» **STATED PROBLEM**
Look below and pull out each line with the word "this".

Entries taken from a collection:
== == ==

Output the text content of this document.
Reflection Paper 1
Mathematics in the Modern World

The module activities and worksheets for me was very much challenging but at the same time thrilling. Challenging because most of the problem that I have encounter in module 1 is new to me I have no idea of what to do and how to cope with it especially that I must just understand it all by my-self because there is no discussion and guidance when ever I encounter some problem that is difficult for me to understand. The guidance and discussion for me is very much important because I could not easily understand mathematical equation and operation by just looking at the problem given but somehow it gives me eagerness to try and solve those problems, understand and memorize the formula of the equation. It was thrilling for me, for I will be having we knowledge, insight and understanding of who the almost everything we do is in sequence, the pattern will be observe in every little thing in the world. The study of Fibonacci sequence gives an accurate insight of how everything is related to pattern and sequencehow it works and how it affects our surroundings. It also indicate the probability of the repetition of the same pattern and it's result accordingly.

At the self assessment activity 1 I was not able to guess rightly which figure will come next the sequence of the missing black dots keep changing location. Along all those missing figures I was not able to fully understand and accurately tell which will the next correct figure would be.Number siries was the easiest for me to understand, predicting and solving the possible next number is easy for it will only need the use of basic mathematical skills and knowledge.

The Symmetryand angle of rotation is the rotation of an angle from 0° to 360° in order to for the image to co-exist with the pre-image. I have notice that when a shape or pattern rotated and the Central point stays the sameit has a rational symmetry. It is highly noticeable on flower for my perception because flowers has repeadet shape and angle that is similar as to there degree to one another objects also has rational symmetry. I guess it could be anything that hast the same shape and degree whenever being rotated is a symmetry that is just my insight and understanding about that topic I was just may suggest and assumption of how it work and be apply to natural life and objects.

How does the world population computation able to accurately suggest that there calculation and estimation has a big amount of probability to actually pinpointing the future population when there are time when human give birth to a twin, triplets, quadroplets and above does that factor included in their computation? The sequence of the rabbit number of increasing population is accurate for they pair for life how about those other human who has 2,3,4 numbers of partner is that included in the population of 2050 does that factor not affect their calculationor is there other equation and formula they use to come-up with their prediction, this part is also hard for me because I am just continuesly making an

== == ==

» **FINAL ANSWER**
Output the text content of this document.
How does the world population computation able to accurately suggest that there calculation and estimation has a big amount of probability to actually pinpointing the future population when there are time when human give birth to a twin, triplets, quadroplets and above does that factor included in their computation? The sequence of the rabbit number of increasing population is accurate for they pair for life how about those other human who has 2,3,4 numbers of partner is that included in the population of 2050 does that factor not affect their calculationor is there other equation and formula they use to come-up with their prediction, this part is also hard for me because I am just continuesly making an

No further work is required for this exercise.